===== Stored records =====

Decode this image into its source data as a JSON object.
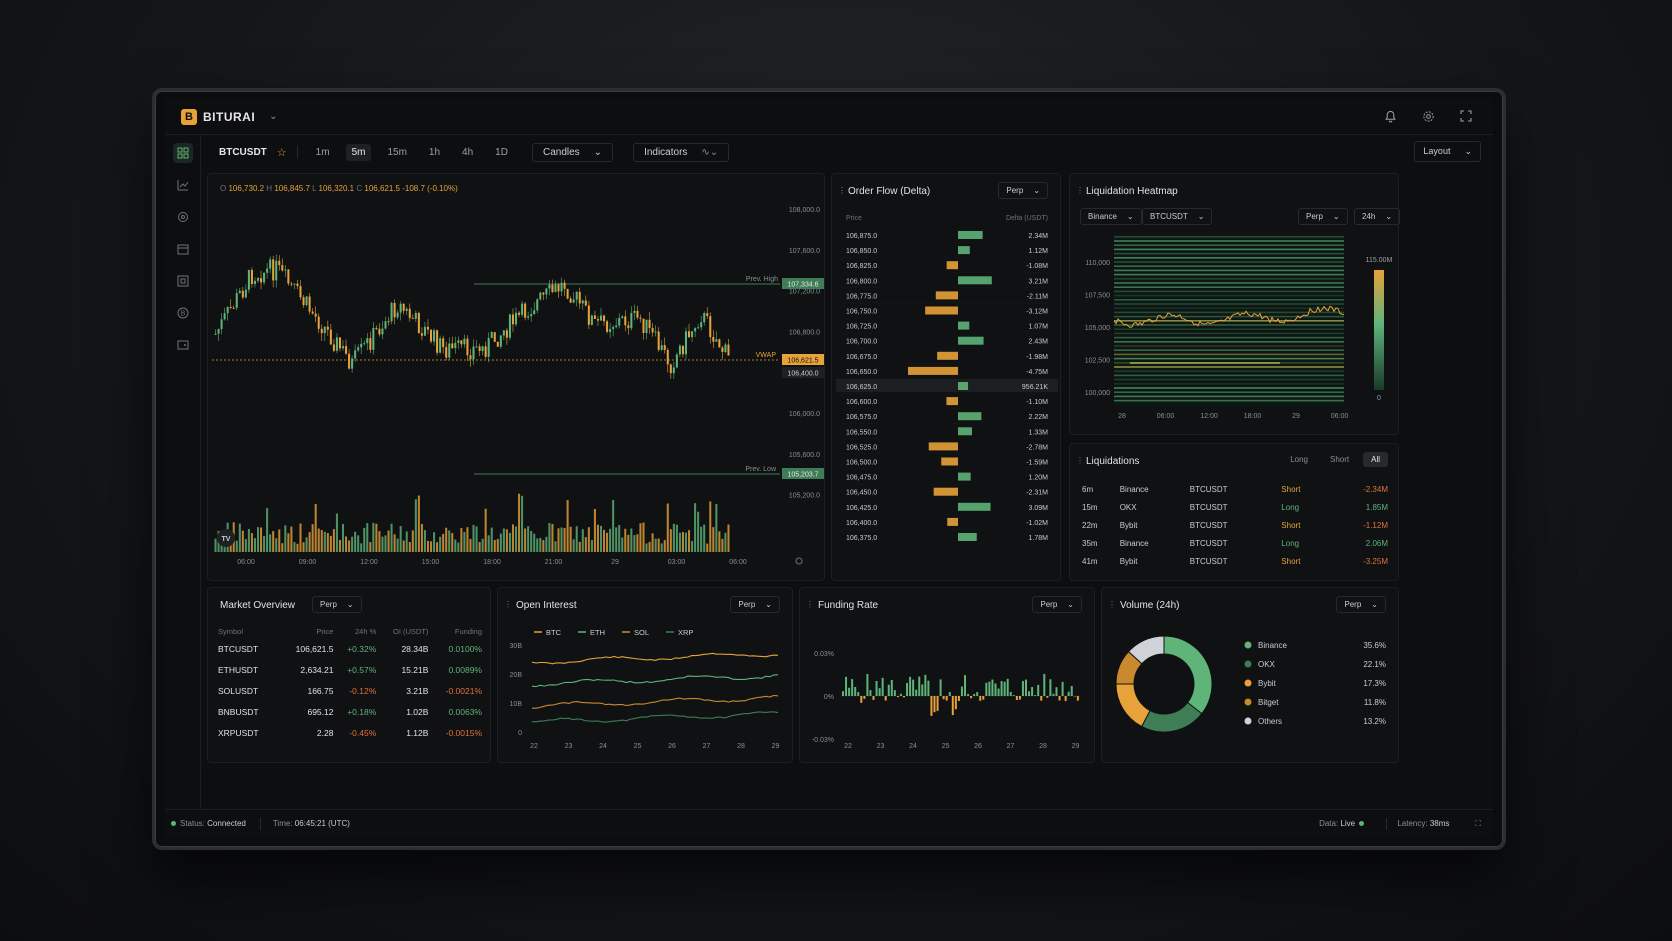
{
  "app": {
    "brand": "BITURAI",
    "logo_glyph": "B"
  },
  "top_icons": [
    "bell-icon",
    "settings-icon",
    "fullscreen-icon"
  ],
  "sidebar": [
    "dashboard-icon",
    "chart-icon",
    "target-icon",
    "calendar-icon",
    "grid-icon",
    "bitcoin-icon",
    "wallet-icon"
  ],
  "toolbar": {
    "symbol": "BTCUSDT",
    "timeframes": [
      "1m",
      "5m",
      "15m",
      "1h",
      "4h",
      "1D"
    ],
    "active_timeframe": "5m",
    "chart_type": "Candles",
    "indicators": "Indicators",
    "layout": "Layout"
  },
  "price_chart": {
    "ohlc": {
      "o_label": "O",
      "o": "106,730.2",
      "h_label": "H",
      "h": "106,845.7",
      "l_label": "L",
      "l": "106,320.1",
      "c_label": "C",
      "c": "106,621.5",
      "change": "-108.7 (-0.10%)"
    },
    "y_ticks": [
      "108,000.0",
      "107,600.0",
      "107,200.0",
      "106,800.0",
      "106,400.0",
      "106,000.0",
      "105,600.0",
      "105,200.0"
    ],
    "x_ticks": [
      "06:00",
      "09:00",
      "12:00",
      "15:00",
      "18:00",
      "21:00",
      "29",
      "03:00",
      "06:00"
    ],
    "prev_high_label": "Prev. High",
    "prev_high": "107,334.6",
    "vwap_label": "VWAP",
    "vwap": "106,621.5",
    "current": "106,400.0",
    "prev_low_label": "Prev. Low",
    "prev_low": "105,203.7",
    "colors": {
      "up": "#5fb47a",
      "down": "#e8a23a"
    }
  },
  "order_flow": {
    "title": "Order Flow (Delta)",
    "market": "Perp",
    "col_price": "Price",
    "col_delta": "Delta (USDT)",
    "rows": [
      {
        "price": "106,875.0",
        "delta": "2.34M",
        "value": 2.34
      },
      {
        "price": "106,850.0",
        "delta": "1.12M",
        "value": 1.12
      },
      {
        "price": "106,825.0",
        "delta": "-1.08M",
        "value": -1.08
      },
      {
        "price": "106,800.0",
        "delta": "3.21M",
        "value": 3.21
      },
      {
        "price": "106,775.0",
        "delta": "-2.11M",
        "value": -2.11
      },
      {
        "price": "106,750.0",
        "delta": "-3.12M",
        "value": -3.12
      },
      {
        "price": "106,725.0",
        "delta": "1.07M",
        "value": 1.07
      },
      {
        "price": "106,700.0",
        "delta": "2.43M",
        "value": 2.43
      },
      {
        "price": "106,675.0",
        "delta": "-1.98M",
        "value": -1.98
      },
      {
        "price": "106,650.0",
        "delta": "-4.75M",
        "value": -4.75
      },
      {
        "price": "106,625.0",
        "delta": "956.21K",
        "value": 0.956
      },
      {
        "price": "106,600.0",
        "delta": "-1.10M",
        "value": -1.1
      },
      {
        "price": "106,575.0",
        "delta": "2.22M",
        "value": 2.22
      },
      {
        "price": "106,550.0",
        "delta": "1.33M",
        "value": 1.33
      },
      {
        "price": "106,525.0",
        "delta": "-2.78M",
        "value": -2.78
      },
      {
        "price": "106,500.0",
        "delta": "-1.59M",
        "value": -1.59
      },
      {
        "price": "106,475.0",
        "delta": "1.20M",
        "value": 1.2
      },
      {
        "price": "106,450.0",
        "delta": "-2.31M",
        "value": -2.31
      },
      {
        "price": "106,425.0",
        "delta": "3.09M",
        "value": 3.09
      },
      {
        "price": "106,400.0",
        "delta": "-1.02M",
        "value": -1.02
      },
      {
        "price": "106,375.0",
        "delta": "1.78M",
        "value": 1.78
      }
    ]
  },
  "heatmap": {
    "title": "Liquidation Heatmap",
    "exchange": "Binance",
    "symbol": "BTCUSDT",
    "market": "Perp",
    "range": "24h",
    "y_ticks": [
      "110,000",
      "107,500",
      "105,000",
      "102,500",
      "100,000"
    ],
    "x_ticks": [
      "28",
      "06:00",
      "12:00",
      "18:00",
      "29",
      "06:00"
    ],
    "scale_max": "115.00M",
    "scale_min": "0"
  },
  "liquidations": {
    "title": "Liquidations",
    "filters": [
      "Long",
      "Short",
      "All"
    ],
    "active_filter": "All",
    "rows": [
      {
        "age": "6m",
        "exchange": "Binance",
        "symbol": "BTCUSDT",
        "side": "Short",
        "amount": "-2.34M"
      },
      {
        "age": "15m",
        "exchange": "OKX",
        "symbol": "BTCUSDT",
        "side": "Long",
        "amount": "1.85M"
      },
      {
        "age": "22m",
        "exchange": "Bybit",
        "symbol": "BTCUSDT",
        "side": "Short",
        "amount": "-1.12M"
      },
      {
        "age": "35m",
        "exchange": "Binance",
        "symbol": "BTCUSDT",
        "side": "Long",
        "amount": "2.06M"
      },
      {
        "age": "41m",
        "exchange": "Bybit",
        "symbol": "BTCUSDT",
        "side": "Short",
        "amount": "-3.25M"
      }
    ]
  },
  "market_overview": {
    "title": "Market Overview",
    "market": "Perp",
    "columns": [
      "Symbol",
      "Price",
      "24h %",
      "OI (USDT)",
      "Funding"
    ],
    "rows": [
      {
        "symbol": "BTCUSDT",
        "price": "106,621.5",
        "change": "+0.32%",
        "oi": "28.34B",
        "funding": "0.0100%"
      },
      {
        "symbol": "ETHUSDT",
        "price": "2,634.21",
        "change": "+0.57%",
        "oi": "15.21B",
        "funding": "0.0089%"
      },
      {
        "symbol": "SOLUSDT",
        "price": "166.75",
        "change": "-0.12%",
        "oi": "3.21B",
        "funding": "-0.0021%"
      },
      {
        "symbol": "BNBUSDT",
        "price": "695.12",
        "change": "+0.18%",
        "oi": "1.02B",
        "funding": "0.0063%"
      },
      {
        "symbol": "XRPUSDT",
        "price": "2.28",
        "change": "-0.45%",
        "oi": "1.12B",
        "funding": "-0.0015%"
      }
    ]
  },
  "open_interest": {
    "title": "Open Interest",
    "market": "Perp",
    "legend": [
      "BTC",
      "ETH",
      "SOL",
      "XRP"
    ],
    "y_ticks": [
      "30B",
      "20B",
      "10B",
      "0"
    ],
    "x_ticks": [
      "22",
      "23",
      "24",
      "25",
      "26",
      "27",
      "28",
      "29"
    ]
  },
  "funding_rate": {
    "title": "Funding Rate",
    "market": "Perp",
    "y_ticks": [
      "0.03%",
      "0%",
      "-0.03%"
    ],
    "x_ticks": [
      "22",
      "23",
      "24",
      "25",
      "26",
      "27",
      "28",
      "29"
    ]
  },
  "volume": {
    "title": "Volume (24h)",
    "market": "Perp",
    "items": [
      {
        "name": "Binance",
        "pct": "35.6%",
        "value": 35.6,
        "color": "#5fb47a"
      },
      {
        "name": "OKX",
        "pct": "22.1%",
        "value": 22.1,
        "color": "#3e7d56"
      },
      {
        "name": "Bybit",
        "pct": "17.3%",
        "value": 17.3,
        "color": "#e8a23a"
      },
      {
        "name": "Bitget",
        "pct": "11.8%",
        "value": 11.8,
        "color": "#c98a2e"
      },
      {
        "name": "Others",
        "pct": "13.2%",
        "value": 13.2,
        "color": "#cfd2d6"
      }
    ]
  },
  "status": {
    "status_label": "Status:",
    "status_value": "Connected",
    "time_label": "Time:",
    "time_value": "06:45:21 (UTC)",
    "data_label": "Data:",
    "data_value": "Live",
    "latency_label": "Latency:",
    "latency_value": "38ms"
  }
}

=====

## [Aim]
How many lines in these entries contain the string "Binance"? State the number and nothing more.

## [Expected output]
4